Dataset rows:
================================

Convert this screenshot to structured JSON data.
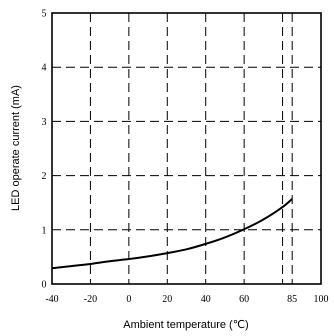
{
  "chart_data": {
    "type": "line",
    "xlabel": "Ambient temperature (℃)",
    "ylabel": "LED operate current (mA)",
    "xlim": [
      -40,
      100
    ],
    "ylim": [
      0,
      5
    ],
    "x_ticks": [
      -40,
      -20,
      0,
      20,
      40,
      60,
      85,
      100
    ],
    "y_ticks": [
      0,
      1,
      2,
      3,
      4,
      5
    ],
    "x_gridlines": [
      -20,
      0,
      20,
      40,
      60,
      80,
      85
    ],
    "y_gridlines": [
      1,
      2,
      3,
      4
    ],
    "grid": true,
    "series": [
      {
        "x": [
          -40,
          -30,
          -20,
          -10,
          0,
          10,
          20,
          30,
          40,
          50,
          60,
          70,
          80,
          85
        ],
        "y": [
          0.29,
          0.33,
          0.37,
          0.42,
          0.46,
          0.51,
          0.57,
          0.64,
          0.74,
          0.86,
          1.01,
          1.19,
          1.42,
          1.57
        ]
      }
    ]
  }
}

================================

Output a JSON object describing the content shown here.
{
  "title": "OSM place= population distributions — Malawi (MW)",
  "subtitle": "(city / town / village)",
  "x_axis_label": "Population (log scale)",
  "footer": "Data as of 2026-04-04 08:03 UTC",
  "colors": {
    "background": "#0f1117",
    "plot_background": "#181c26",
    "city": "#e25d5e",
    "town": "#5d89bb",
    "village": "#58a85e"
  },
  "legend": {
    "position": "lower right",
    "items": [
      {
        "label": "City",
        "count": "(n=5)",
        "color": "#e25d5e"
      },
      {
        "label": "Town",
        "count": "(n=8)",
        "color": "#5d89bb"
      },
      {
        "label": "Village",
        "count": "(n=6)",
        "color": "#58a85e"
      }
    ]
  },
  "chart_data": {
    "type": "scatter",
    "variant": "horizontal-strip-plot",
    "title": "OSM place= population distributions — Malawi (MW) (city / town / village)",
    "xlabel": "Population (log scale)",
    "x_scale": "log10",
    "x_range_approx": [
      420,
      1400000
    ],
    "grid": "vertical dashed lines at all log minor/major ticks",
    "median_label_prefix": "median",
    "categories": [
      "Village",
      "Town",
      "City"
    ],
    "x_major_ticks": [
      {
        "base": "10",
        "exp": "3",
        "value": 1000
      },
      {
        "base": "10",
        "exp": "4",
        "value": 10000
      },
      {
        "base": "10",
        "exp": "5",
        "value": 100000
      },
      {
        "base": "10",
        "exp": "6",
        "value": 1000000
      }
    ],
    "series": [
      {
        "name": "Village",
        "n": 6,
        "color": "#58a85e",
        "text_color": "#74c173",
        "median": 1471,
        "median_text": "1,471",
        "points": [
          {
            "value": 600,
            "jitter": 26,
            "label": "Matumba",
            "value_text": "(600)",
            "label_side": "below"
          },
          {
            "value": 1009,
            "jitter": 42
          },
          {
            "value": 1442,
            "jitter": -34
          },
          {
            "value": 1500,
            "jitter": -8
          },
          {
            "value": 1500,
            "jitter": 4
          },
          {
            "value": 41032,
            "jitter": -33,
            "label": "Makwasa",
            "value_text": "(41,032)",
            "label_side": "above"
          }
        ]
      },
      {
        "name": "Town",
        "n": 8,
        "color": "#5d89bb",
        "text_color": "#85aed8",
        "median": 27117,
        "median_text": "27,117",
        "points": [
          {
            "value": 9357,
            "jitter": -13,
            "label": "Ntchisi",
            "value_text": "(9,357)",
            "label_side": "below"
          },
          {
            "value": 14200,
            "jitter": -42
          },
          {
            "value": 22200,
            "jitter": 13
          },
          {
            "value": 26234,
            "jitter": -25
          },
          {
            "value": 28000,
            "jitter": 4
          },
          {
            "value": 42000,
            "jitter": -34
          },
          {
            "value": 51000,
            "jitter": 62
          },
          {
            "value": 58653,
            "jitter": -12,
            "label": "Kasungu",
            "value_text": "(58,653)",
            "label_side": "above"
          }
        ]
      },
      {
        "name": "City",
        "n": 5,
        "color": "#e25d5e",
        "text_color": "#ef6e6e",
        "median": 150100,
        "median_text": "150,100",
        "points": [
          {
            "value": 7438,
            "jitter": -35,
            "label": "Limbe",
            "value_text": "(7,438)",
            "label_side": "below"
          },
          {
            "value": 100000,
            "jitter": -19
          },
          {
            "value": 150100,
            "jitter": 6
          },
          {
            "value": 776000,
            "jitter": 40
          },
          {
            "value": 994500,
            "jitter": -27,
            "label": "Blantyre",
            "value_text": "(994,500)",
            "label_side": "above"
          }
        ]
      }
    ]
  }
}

================================

Task brief — From the data above, copy each line that holds "Malawi".

Correct answer —
  "title": "OSM place= population distributions — Malawi (MW)",
    "title": "OSM place= population distributions — Malawi (MW) (city / town / village)",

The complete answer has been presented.